## SHORT PROBLEM
Pick out every line holding the string "true" and copy it.

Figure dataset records
○ ○ ○ ○

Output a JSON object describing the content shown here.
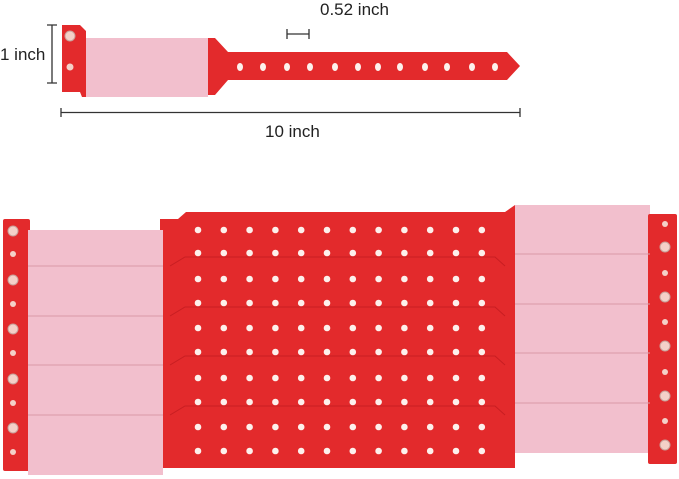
{
  "annotations": {
    "hole_spacing": "0.52 inch",
    "width": "1 inch",
    "length": "10 inch"
  },
  "colors": {
    "band_red": "#e32a2c",
    "band_dark": "#c81e22",
    "label_pink": "#f2bfcd",
    "hole": "#fdf0ec",
    "dimension_line": "#333333"
  }
}
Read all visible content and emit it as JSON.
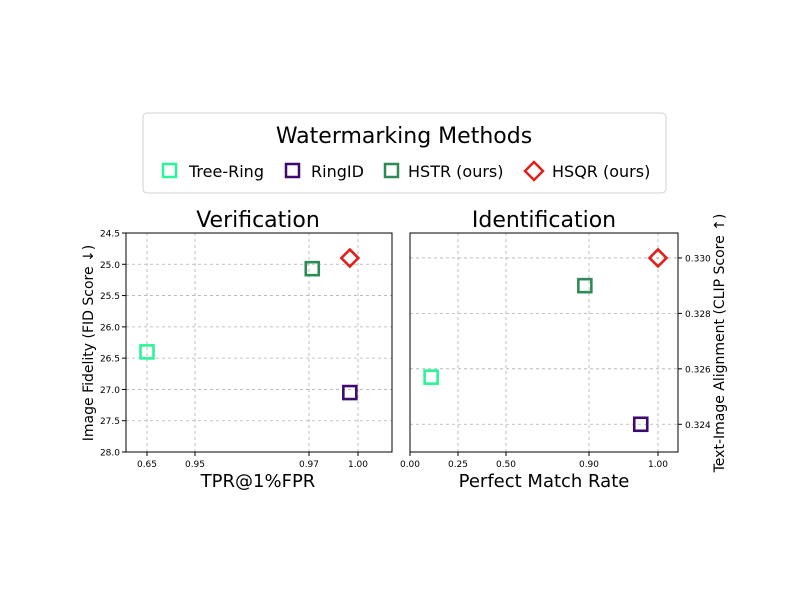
{
  "legend": {
    "title": "Watermarking Methods",
    "items": [
      {
        "label": "Tree-Ring",
        "color": "#2af598",
        "marker": "square"
      },
      {
        "label": "RingID",
        "color": "#3d0a6e",
        "marker": "square"
      },
      {
        "label": "HSTR (ours)",
        "color": "#2e8b57",
        "marker": "square"
      },
      {
        "label": "HSQR (ours)",
        "color": "#e0201b",
        "marker": "diamond"
      }
    ]
  },
  "chart_data": [
    {
      "type": "scatter",
      "title": "Verification",
      "xlabel": "TPR@1%FPR",
      "ylabel": "Image Fidelity (FID Score ↓)",
      "x_ticks": [
        "0.65",
        "0.95",
        "0.97",
        "1.00"
      ],
      "y_ticks": [
        "24.5",
        "25.0",
        "25.5",
        "26.0",
        "26.5",
        "27.0",
        "27.5",
        "28.0"
      ],
      "ylim": [
        24.5,
        28.0
      ],
      "y_inverted": true,
      "grid": true,
      "points": [
        {
          "series": "Tree-Ring",
          "x": 0.65,
          "y": 26.4
        },
        {
          "series": "RingID",
          "x": 0.995,
          "y": 27.05
        },
        {
          "series": "HSTR (ours)",
          "x": 0.972,
          "y": 25.07
        },
        {
          "series": "HSQR (ours)",
          "x": 0.995,
          "y": 24.9
        }
      ]
    },
    {
      "type": "scatter",
      "title": "Identification",
      "xlabel": "Perfect Match Rate",
      "ylabel": "Text-Image Alignment (CLIP Score ↑)",
      "x_ticks": [
        "0.00",
        "0.25",
        "0.50",
        "0.90",
        "1.00"
      ],
      "y_ticks": [
        "0.324",
        "0.326",
        "0.328",
        "0.330"
      ],
      "ylim": [
        0.323,
        0.3309
      ],
      "grid": true,
      "points": [
        {
          "series": "Tree-Ring",
          "x": 0.11,
          "y": 0.3257
        },
        {
          "series": "RingID",
          "x": 0.975,
          "y": 0.324
        },
        {
          "series": "HSTR (ours)",
          "x": 0.88,
          "y": 0.329
        },
        {
          "series": "HSQR (ours)",
          "x": 1.0,
          "y": 0.33
        }
      ]
    }
  ]
}
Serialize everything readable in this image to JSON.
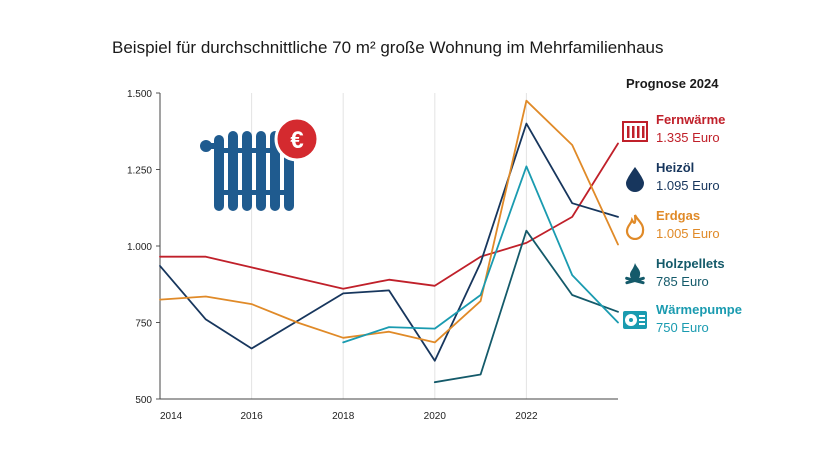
{
  "chart_data": {
    "type": "line",
    "title": "Beispiel für durchschnittliche 70 m² große Wohnung im Mehrfamilienhaus",
    "xlabel": "",
    "ylabel": "",
    "xlim": [
      2014,
      2024
    ],
    "ylim": [
      500,
      1500
    ],
    "x_ticks": [
      2014,
      2016,
      2018,
      2020,
      2022
    ],
    "y_ticks": [
      500,
      750,
      1000,
      1250,
      1500
    ],
    "x_tick_labels": [
      "2014",
      "2016",
      "2018",
      "2020",
      "2022"
    ],
    "y_tick_labels": [
      "500",
      "750",
      "1.000",
      "1.250",
      "1.500"
    ],
    "grid": "vertical",
    "legend_title": "Prognose 2024",
    "legend_position": "right",
    "series": [
      {
        "name": "Fernwärme",
        "label": "1.335 Euro",
        "color": "#c0202a",
        "icon": "radiator-icon",
        "x": [
          2014,
          2015,
          2016,
          2017,
          2018,
          2019,
          2020,
          2021,
          2022,
          2023,
          2024
        ],
        "y": [
          965,
          965,
          930,
          895,
          860,
          890,
          870,
          965,
          1010,
          1095,
          1335
        ]
      },
      {
        "name": "Heizöl",
        "label": "1.095 Euro",
        "color": "#17365d",
        "icon": "drop-icon",
        "x": [
          2014,
          2015,
          2016,
          2017,
          2018,
          2019,
          2020,
          2021,
          2022,
          2023,
          2024
        ],
        "y": [
          935,
          760,
          665,
          755,
          845,
          855,
          625,
          945,
          1400,
          1140,
          1095
        ]
      },
      {
        "name": "Erdgas",
        "label": "1.005 Euro",
        "color": "#e08a28",
        "icon": "flame-icon",
        "x": [
          2014,
          2015,
          2016,
          2017,
          2018,
          2019,
          2020,
          2021,
          2022,
          2023,
          2024
        ],
        "y": [
          825,
          835,
          810,
          750,
          700,
          720,
          685,
          820,
          1475,
          1330,
          1005
        ]
      },
      {
        "name": "Holzpellets",
        "label": "785 Euro",
        "color": "#145a6a",
        "icon": "pellets-icon",
        "x": [
          2020,
          2021,
          2022,
          2023,
          2024
        ],
        "y": [
          555,
          580,
          1050,
          840,
          785
        ]
      },
      {
        "name": "Wärmepumpe",
        "label": "750 Euro",
        "color": "#1a9bb0",
        "icon": "heatpump-icon",
        "x": [
          2018,
          2019,
          2020,
          2021,
          2022,
          2023,
          2024
        ],
        "y": [
          685,
          735,
          730,
          840,
          1260,
          905,
          750
        ]
      }
    ]
  },
  "decoration": {
    "radiator_icon": "radiator-icon",
    "euro_badge_icon": "euro-badge-icon",
    "euro_symbol": "€"
  }
}
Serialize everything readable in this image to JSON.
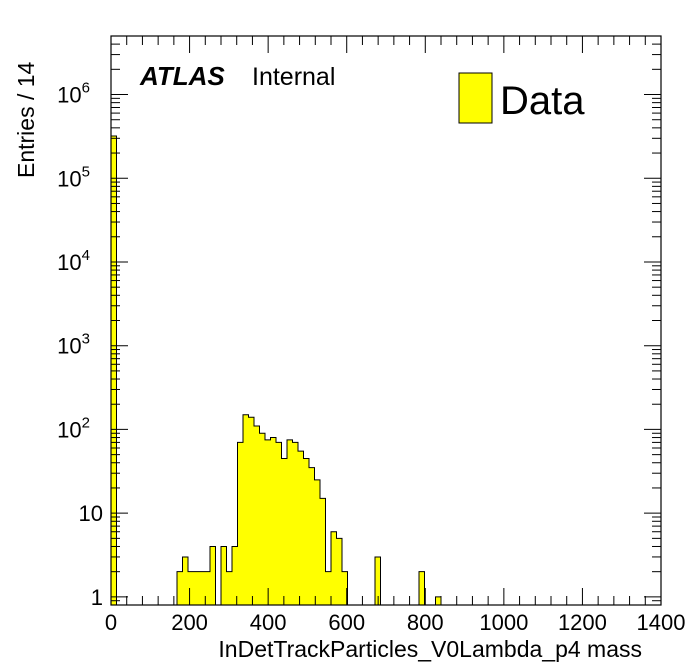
{
  "chart_data": {
    "type": "bar",
    "histogram": true,
    "xlabel": "InDetTrackParticles_V0Lambda_p4 mass",
    "ylabel": "Entries / 14",
    "xlim": [
      0,
      1400
    ],
    "ylim": [
      0.8,
      5000000
    ],
    "yscale": "log",
    "grid": false,
    "legend_position": "top-right",
    "fill_color": "#ffff00",
    "line_color": "#000000",
    "atlas_label": "ATLAS",
    "atlas_status": "Internal",
    "x_ticks": [
      "0",
      "200",
      "400",
      "600",
      "800",
      "1000",
      "1200",
      "1400"
    ],
    "y_ticks": [
      {
        "value": 1,
        "base": "1",
        "exp": ""
      },
      {
        "value": 10,
        "base": "10",
        "exp": ""
      },
      {
        "value": 100,
        "base": "10",
        "exp": "2"
      },
      {
        "value": 1000,
        "base": "10",
        "exp": "3"
      },
      {
        "value": 10000,
        "base": "10",
        "exp": "4"
      },
      {
        "value": 100000,
        "base": "10",
        "exp": "5"
      },
      {
        "value": 1000000,
        "base": "10",
        "exp": "6"
      }
    ],
    "series": [
      {
        "name": "Data",
        "bin_width": 14,
        "bins": [
          {
            "x": 0,
            "y": 320000
          },
          {
            "x": 168,
            "y": 2
          },
          {
            "x": 182,
            "y": 3
          },
          {
            "x": 196,
            "y": 2
          },
          {
            "x": 210,
            "y": 2
          },
          {
            "x": 224,
            "y": 2
          },
          {
            "x": 238,
            "y": 2
          },
          {
            "x": 252,
            "y": 4
          },
          {
            "x": 280,
            "y": 4
          },
          {
            "x": 294,
            "y": 2
          },
          {
            "x": 308,
            "y": 4
          },
          {
            "x": 322,
            "y": 70
          },
          {
            "x": 336,
            "y": 150
          },
          {
            "x": 350,
            "y": 140
          },
          {
            "x": 364,
            "y": 110
          },
          {
            "x": 378,
            "y": 90
          },
          {
            "x": 392,
            "y": 75
          },
          {
            "x": 406,
            "y": 80
          },
          {
            "x": 420,
            "y": 70
          },
          {
            "x": 434,
            "y": 45
          },
          {
            "x": 448,
            "y": 75
          },
          {
            "x": 462,
            "y": 70
          },
          {
            "x": 476,
            "y": 55
          },
          {
            "x": 490,
            "y": 45
          },
          {
            "x": 504,
            "y": 35
          },
          {
            "x": 518,
            "y": 25
          },
          {
            "x": 532,
            "y": 15
          },
          {
            "x": 546,
            "y": 2
          },
          {
            "x": 560,
            "y": 6
          },
          {
            "x": 574,
            "y": 5
          },
          {
            "x": 588,
            "y": 2
          },
          {
            "x": 672,
            "y": 3
          },
          {
            "x": 784,
            "y": 2
          },
          {
            "x": 826,
            "y": 1
          }
        ]
      }
    ]
  }
}
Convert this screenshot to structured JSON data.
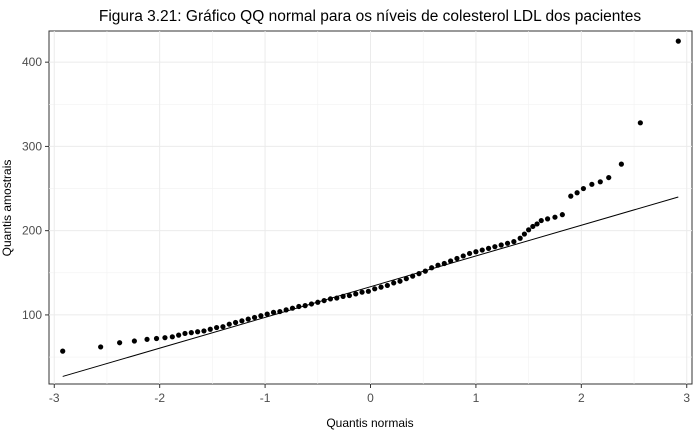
{
  "chart_data": {
    "type": "scatter",
    "title": "Figura 3.21: Gráfico QQ normal para os níveis de colesterol LDL dos pacientes",
    "xlabel": "Quantis normais",
    "ylabel": "Quantis amostrais",
    "xlim": [
      -3.05,
      3.05
    ],
    "ylim": [
      18,
      437
    ],
    "xticks": [
      -3,
      -2,
      -1,
      0,
      1,
      2,
      3
    ],
    "xtick_labels": [
      "-3",
      "-2",
      "-1",
      "0",
      "1",
      "2",
      "3"
    ],
    "yticks": [
      100,
      200,
      300,
      400
    ],
    "ytick_labels": [
      "100",
      "200",
      "300",
      "400"
    ],
    "grid": true,
    "reference_line": {
      "x": [
        -2.92,
        2.92
      ],
      "y": [
        27,
        240
      ]
    },
    "points": {
      "x": [
        -2.92,
        -2.56,
        -2.38,
        -2.24,
        -2.12,
        -2.03,
        -1.95,
        -1.88,
        -1.82,
        -1.76,
        -1.7,
        -1.64,
        -1.58,
        -1.52,
        -1.46,
        -1.4,
        -1.34,
        -1.28,
        -1.22,
        -1.16,
        -1.1,
        -1.04,
        -0.98,
        -0.92,
        -0.86,
        -0.8,
        -0.74,
        -0.68,
        -0.62,
        -0.56,
        -0.5,
        -0.44,
        -0.38,
        -0.32,
        -0.26,
        -0.2,
        -0.14,
        -0.08,
        -0.02,
        0.04,
        0.1,
        0.16,
        0.22,
        0.28,
        0.34,
        0.4,
        0.46,
        0.52,
        0.58,
        0.64,
        0.7,
        0.76,
        0.82,
        0.88,
        0.94,
        1.0,
        1.06,
        1.12,
        1.18,
        1.24,
        1.3,
        1.36,
        1.42,
        1.46,
        1.5,
        1.54,
        1.58,
        1.62,
        1.68,
        1.75,
        1.82,
        1.9,
        1.96,
        2.02,
        2.1,
        2.18,
        2.26,
        2.38,
        2.56,
        2.92
      ],
      "y": [
        57,
        62,
        67,
        69,
        71,
        72,
        73,
        74,
        76,
        78,
        79,
        80,
        81,
        83,
        85,
        86,
        89,
        91,
        93,
        95,
        97,
        99,
        101,
        103,
        104,
        106,
        108,
        110,
        111,
        113,
        115,
        117,
        119,
        120,
        122,
        123,
        125,
        127,
        128,
        131,
        133,
        135,
        138,
        140,
        143,
        146,
        149,
        152,
        156,
        159,
        161,
        164,
        167,
        170,
        173,
        175,
        177,
        179,
        181,
        183,
        185,
        187,
        191,
        196,
        201,
        205,
        208,
        212,
        214,
        216,
        219,
        241,
        245,
        250,
        255,
        258,
        263,
        279,
        328,
        425
      ]
    }
  }
}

○ ○ ○ ○

## FINISHED TASK
      "y_inverted": true,
      "grid": true,
      "grid": true,
    "histogram": true,
    "grid": true,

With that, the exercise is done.